## START

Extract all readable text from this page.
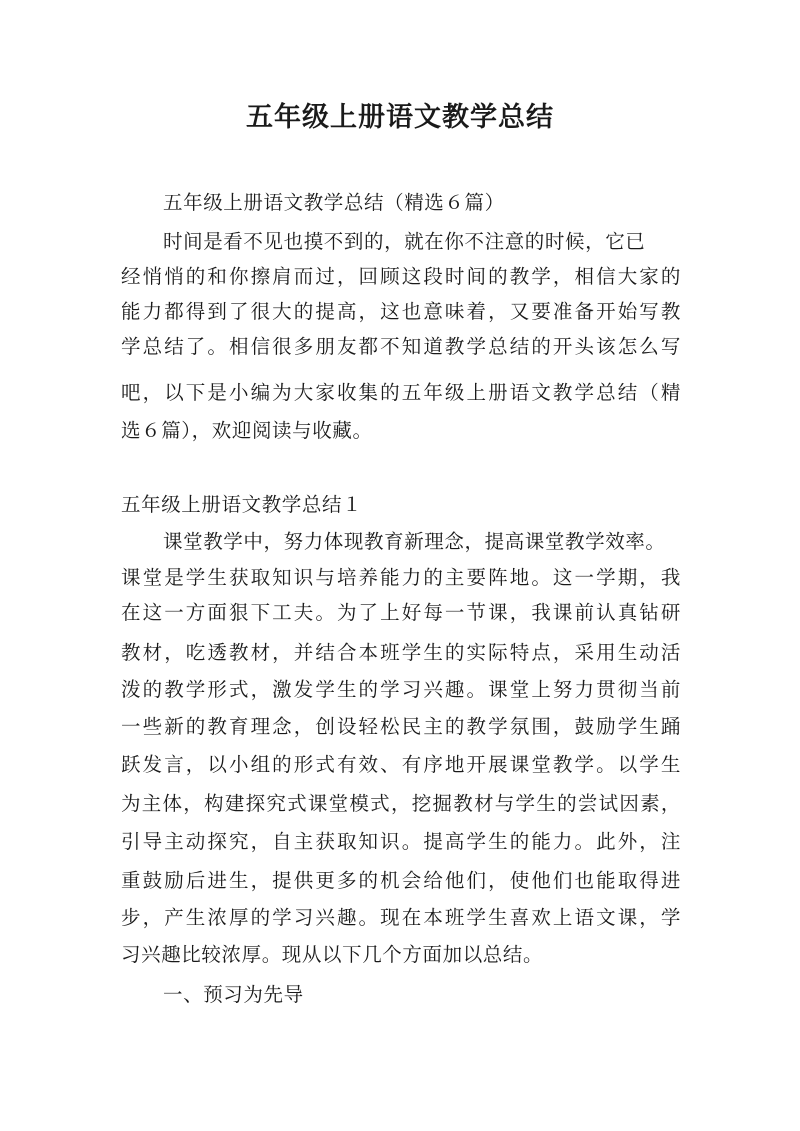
五年级上册语文教学总结
五年级上册语文教学总结（精选６篇）
时间是看不见也摸不到的，就在你不注意的时候，它已
经悄悄的和你擦肩而过，回顾这段时间的教学，相信大家的
能力都得到了很大的提高，这也意味着，又要准备开始写教
学总结了。相信很多朋友都不知道教学总结的开头该怎么写
吧，以下是小编为大家收集的五年级上册语文教学总结（精
选６篇），欢迎阅读与收藏。
五年级上册语文教学总结１
课堂教学中，努力体现教育新理念，提高课堂教学效率。
课堂是学生获取知识与培养能力的主要阵地。这一学期，我
在这一方面狠下工夫。为了上好每一节课，我课前认真钻研
教材，吃透教材，并结合本班学生的实际特点，采用生动活
泼的教学形式，激发学生的学习兴趣。课堂上努力贯彻当前
一些新的教育理念，创设轻松民主的教学氛围，鼓励学生踊
跃发言，以小组的形式有效、有序地开展课堂教学。以学生
为主体，构建探究式课堂模式，挖掘教材与学生的尝试因素，
引导主动探究，自主获取知识。提高学生的能力。此外，注
重鼓励后进生，提供更多的机会给他们，使他们也能取得进
步，产生浓厚的学习兴趣。现在本班学生喜欢上语文课，学
习兴趣比较浓厚。现从以下几个方面加以总结。
一、预习为先导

## END

» **PROMPT**
Transcribe the preceding listing in its entirety and with exact wording, leaving out pictures.

» **ANSWER TO THE PROBLEM**
Extract all readable text from this page.
五年级上册语文教学总结
五年级上册语文教学总结（精选６篇）
时间是看不见也摸不到的，就在你不注意的时候，它已
经悄悄的和你擦肩而过，回顾这段时间的教学，相信大家的
能力都得到了很大的提高，这也意味着，又要准备开始写教
学总结了。相信很多朋友都不知道教学总结的开头该怎么写
吧，以下是小编为大家收集的五年级上册语文教学总结（精
选６篇），欢迎阅读与收藏。
五年级上册语文教学总结１
课堂教学中，努力体现教育新理念，提高课堂教学效率。
课堂是学生获取知识与培养能力的主要阵地。这一学期，我
在这一方面狠下工夫。为了上好每一节课，我课前认真钻研
教材，吃透教材，并结合本班学生的实际特点，采用生动活
泼的教学形式，激发学生的学习兴趣。课堂上努力贯彻当前
一些新的教育理念，创设轻松民主的教学氛围，鼓励学生踊
跃发言，以小组的形式有效、有序地开展课堂教学。以学生
为主体，构建探究式课堂模式，挖掘教材与学生的尝试因素，
引导主动探究，自主获取知识。提高学生的能力。此外，注
重鼓励后进生，提供更多的机会给他们，使他们也能取得进
步，产生浓厚的学习兴趣。现在本班学生喜欢上语文课，学
习兴趣比较浓厚。现从以下几个方面加以总结。
一、预习为先导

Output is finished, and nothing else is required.